## Exercise details
Drop the pictures and extract exactly the lines from the one that contains "Reverse-engineer this chart into JSON." through the end of the material.

## Source material
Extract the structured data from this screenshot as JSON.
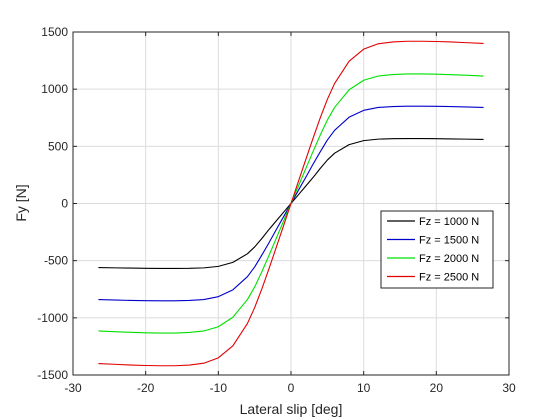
{
  "chart_data": {
    "type": "line",
    "xlabel": "Lateral slip [deg]",
    "ylabel": "Fy [N]",
    "xlim": [
      -30,
      30
    ],
    "ylim": [
      -1500,
      1500
    ],
    "xticks": [
      -30,
      -20,
      -10,
      0,
      10,
      20,
      30
    ],
    "yticks": [
      -1500,
      -1000,
      -500,
      0,
      500,
      1000,
      1500
    ],
    "xtick_labels": [
      "-30",
      "-20",
      "-10",
      "0",
      "10",
      "20",
      "30"
    ],
    "ytick_labels": [
      "-1500",
      "-1000",
      "-500",
      "0",
      "500",
      "1000",
      "1500"
    ],
    "grid": true,
    "legend_position": "right",
    "series": [
      {
        "name": "Fz = 1000 N",
        "color": "#000000",
        "x": [
          -26.5,
          -24,
          -22,
          -20,
          -18,
          -16,
          -14,
          -12,
          -10,
          -8,
          -6,
          -5,
          -4,
          -3,
          -2,
          -1,
          0,
          1,
          2,
          3,
          4,
          5,
          6,
          8,
          10,
          12,
          14,
          16,
          18,
          20,
          22,
          24,
          26.5
        ],
        "y": [
          -560,
          -563,
          -565,
          -567,
          -568,
          -568,
          -567,
          -563,
          -550,
          -515,
          -440,
          -380,
          -305,
          -225,
          -150,
          -75,
          0,
          75,
          150,
          225,
          305,
          380,
          440,
          515,
          550,
          563,
          567,
          568,
          568,
          567,
          565,
          563,
          560
        ]
      },
      {
        "name": "Fz = 1500 N",
        "color": "#0000cc",
        "x": [
          -26.5,
          -24,
          -22,
          -20,
          -18,
          -16,
          -14,
          -12,
          -10,
          -8,
          -6,
          -5,
          -4,
          -3,
          -2,
          -1,
          0,
          1,
          2,
          3,
          4,
          5,
          6,
          8,
          10,
          12,
          14,
          16,
          18,
          20,
          22,
          24,
          26.5
        ],
        "y": [
          -840,
          -845,
          -848,
          -850,
          -851,
          -851,
          -848,
          -840,
          -815,
          -755,
          -640,
          -555,
          -450,
          -340,
          -225,
          -113,
          0,
          113,
          225,
          340,
          450,
          555,
          640,
          755,
          815,
          840,
          848,
          851,
          851,
          850,
          848,
          845,
          840
        ]
      },
      {
        "name": "Fz = 2000 N",
        "color": "#00e000",
        "x": [
          -26.5,
          -24,
          -22,
          -20,
          -18,
          -16,
          -14,
          -12,
          -10,
          -8,
          -6,
          -5,
          -4,
          -3,
          -2,
          -1,
          0,
          1,
          2,
          3,
          4,
          5,
          6,
          8,
          10,
          12,
          14,
          16,
          18,
          20,
          22,
          24,
          26.5
        ],
        "y": [
          -1115,
          -1122,
          -1127,
          -1131,
          -1133,
          -1133,
          -1128,
          -1115,
          -1078,
          -995,
          -840,
          -730,
          -595,
          -450,
          -300,
          -150,
          0,
          150,
          300,
          450,
          595,
          730,
          840,
          995,
          1078,
          1115,
          1128,
          1133,
          1133,
          1131,
          1127,
          1122,
          1115
        ]
      },
      {
        "name": "Fz = 2500 N",
        "color": "#e00000",
        "x": [
          -26.5,
          -24,
          -22,
          -20,
          -18,
          -16,
          -14,
          -12,
          -10,
          -8,
          -6,
          -5,
          -4,
          -3,
          -2,
          -1,
          0,
          1,
          2,
          3,
          4,
          5,
          6,
          8,
          10,
          12,
          14,
          16,
          18,
          20,
          22,
          24,
          26.5
        ],
        "y": [
          -1400,
          -1407,
          -1413,
          -1417,
          -1419,
          -1419,
          -1413,
          -1397,
          -1350,
          -1245,
          -1050,
          -910,
          -745,
          -565,
          -378,
          -190,
          0,
          190,
          378,
          565,
          745,
          910,
          1050,
          1245,
          1350,
          1397,
          1413,
          1419,
          1419,
          1417,
          1413,
          1407,
          1400
        ]
      }
    ]
  }
}
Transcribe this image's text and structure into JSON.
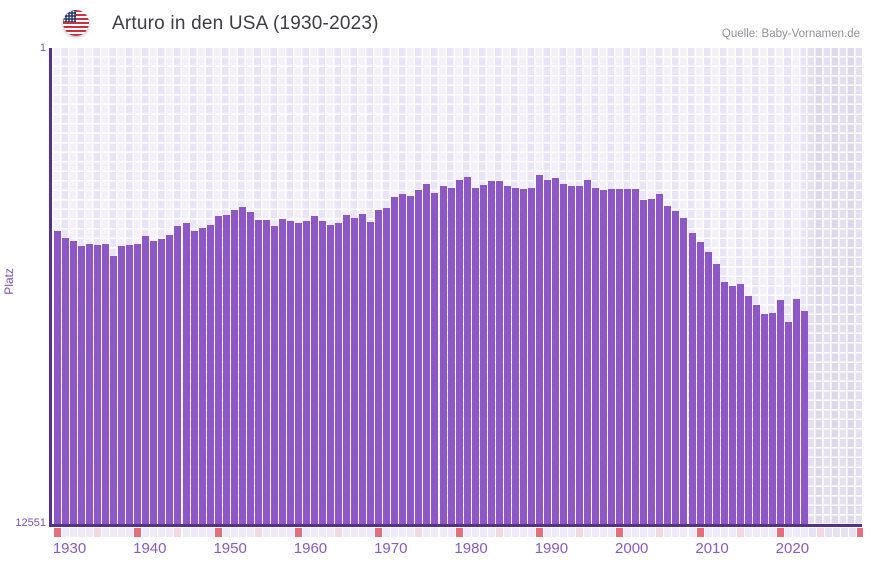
{
  "header": {
    "title": "Arturo in den USA (1930-2023)",
    "source": "Quelle: Baby-Vornamen.de",
    "flag_icon": "us-flag-icon"
  },
  "y_axis": {
    "label": "Platz",
    "top_tick": "1",
    "bottom_tick": "12551"
  },
  "chart_data": {
    "type": "bar",
    "title": "Arturo in den USA (1930-2023)",
    "xlabel": "",
    "ylabel": "Platz",
    "ylim": [
      1,
      12551
    ],
    "y_inverted": true,
    "y_scale_note": "rank axis, 1 at top, values estimated by linear interpolation between labeled ticks 1 and 12551",
    "x_range_drawn": [
      1930,
      2030
    ],
    "xticks": [
      1930,
      1940,
      1950,
      1960,
      1970,
      1980,
      1990,
      2000,
      2010,
      2020
    ],
    "grid": true,
    "legend_position": "none",
    "years": [
      1930,
      1931,
      1932,
      1933,
      1934,
      1935,
      1936,
      1937,
      1938,
      1939,
      1940,
      1941,
      1942,
      1943,
      1944,
      1945,
      1946,
      1947,
      1948,
      1949,
      1950,
      1951,
      1952,
      1953,
      1954,
      1955,
      1956,
      1957,
      1958,
      1959,
      1960,
      1961,
      1962,
      1963,
      1964,
      1965,
      1966,
      1967,
      1968,
      1969,
      1970,
      1971,
      1972,
      1973,
      1974,
      1975,
      1976,
      1977,
      1978,
      1979,
      1980,
      1981,
      1982,
      1983,
      1984,
      1985,
      1986,
      1987,
      1988,
      1989,
      1990,
      1991,
      1992,
      1993,
      1994,
      1995,
      1996,
      1997,
      1998,
      1999,
      2000,
      2001,
      2002,
      2003,
      2004,
      2005,
      2006,
      2007,
      2008,
      2009,
      2010,
      2011,
      2012,
      2013,
      2014,
      2015,
      2016,
      2017,
      2018,
      2019,
      2020,
      2021,
      2022,
      2023
    ],
    "values": [
      4815,
      4999,
      5097,
      5228,
      5165,
      5184,
      5157,
      5491,
      5228,
      5202,
      5165,
      4965,
      5097,
      5034,
      4920,
      4684,
      4613,
      4815,
      4736,
      4657,
      4439,
      4394,
      4263,
      4184,
      4315,
      4544,
      4544,
      4684,
      4499,
      4565,
      4618,
      4570,
      4420,
      4570,
      4676,
      4613,
      4412,
      4481,
      4376,
      4596,
      4263,
      4218,
      3939,
      3850,
      3912,
      3736,
      3587,
      3823,
      3631,
      3692,
      3473,
      3413,
      3692,
      3605,
      3500,
      3518,
      3649,
      3697,
      3723,
      3684,
      3342,
      3492,
      3421,
      3587,
      3631,
      3631,
      3492,
      3689,
      3755,
      3710,
      3718,
      3710,
      3718,
      4000,
      3973,
      3842,
      4176,
      4289,
      4481,
      4876,
      5123,
      5386,
      5692,
      6165,
      6281,
      6218,
      6544,
      6780,
      7025,
      6981,
      6649,
      7228,
      6604,
      6938
    ]
  },
  "style": {
    "bar_color": "#8d57c5",
    "axis_color": "#55318f",
    "year_label_color": "#8a5bbe",
    "tick_label_color": "#7c4fb0",
    "title_color": "#3d3d46",
    "source_color": "#90909a",
    "decade_marker_color": "#e5707c",
    "half_decade_marker_color": "#f3d8e0",
    "strip_color": "#efeaf7",
    "strip_future_color": "#e7e2f1",
    "plot_bg_light": "#f3f0fb",
    "plot_bg_dark": "#eae5f6",
    "future_bg": "#e1dcee"
  }
}
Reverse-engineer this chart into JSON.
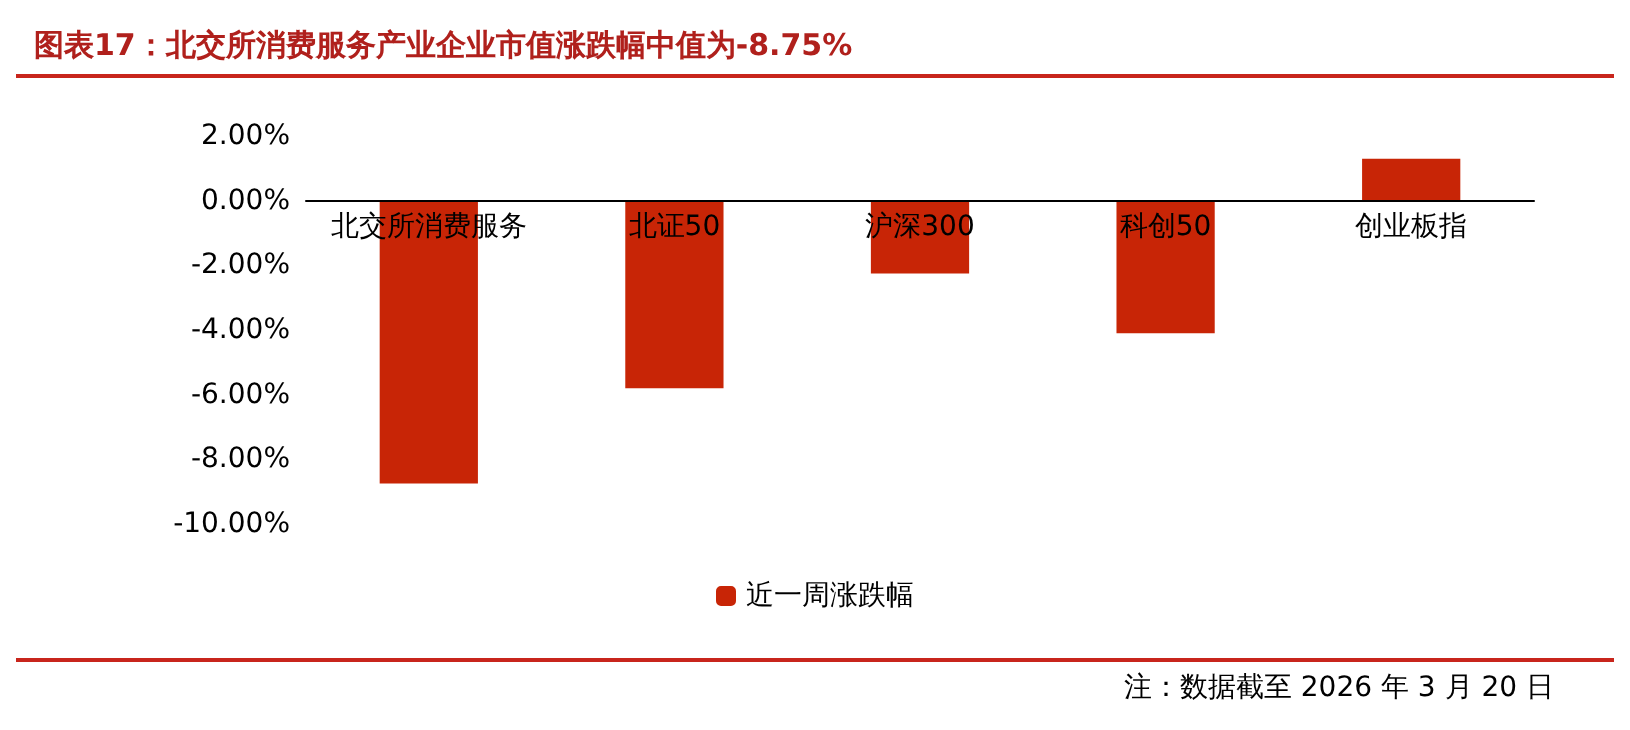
{
  "chart_data": {
    "type": "bar",
    "title": "图表17：北交所消费服务产业企业市值涨跌幅中值为-8.75%",
    "categories": [
      "北交所消费服务",
      "北证50",
      "沪深300",
      "科创50",
      "创业板指"
    ],
    "series": [
      {
        "name": "近一周涨跌幅",
        "color": "#c82506",
        "values": [
          -8.75,
          -5.8,
          -2.25,
          -4.1,
          1.3
        ]
      }
    ],
    "ylim": [
      -10,
      2
    ],
    "yticks": [
      {
        "value": 2,
        "label": "2.00%"
      },
      {
        "value": 0,
        "label": "0.00%"
      },
      {
        "value": -2,
        "label": "-2.00%"
      },
      {
        "value": -4,
        "label": "-4.00%"
      },
      {
        "value": -6,
        "label": "-6.00%"
      },
      {
        "value": -8,
        "label": "-8.00%"
      },
      {
        "value": -10,
        "label": "-10.00%"
      }
    ],
    "grid": false,
    "legend": "bottom",
    "annotations": [
      "注：数据截至 2026 年 3 月 20 日"
    ]
  }
}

## The completed task
Reverse-engineer this chart into JSON.
{
  "chart_data": {
    "type": "bar",
    "title": "图表17：北交所消费服务产业企业市值涨跌幅中值为-8.75%",
    "categories": [
      "北交所消费服务",
      "北证50",
      "沪深300",
      "科创50",
      "创业板指"
    ],
    "series": [
      {
        "name": "近一周涨跌幅",
        "color": "#c82506",
        "values": [
          -8.75,
          -5.8,
          -2.25,
          -4.1,
          1.3
        ]
      }
    ],
    "ylim": [
      -10,
      2
    ],
    "yticks": [
      {
        "value": 2,
        "label": "2.00%"
      },
      {
        "value": 0,
        "label": "0.00%"
      },
      {
        "value": -2,
        "label": "-2.00%"
      },
      {
        "value": -4,
        "label": "-4.00%"
      },
      {
        "value": -6,
        "label": "-6.00%"
      },
      {
        "value": -8,
        "label": "-8.00%"
      },
      {
        "value": -10,
        "label": "-10.00%"
      }
    ],
    "grid": false,
    "legend": "bottom",
    "annotations": [
      "注：数据截至 2026 年 3 月 20 日"
    ]
  }
}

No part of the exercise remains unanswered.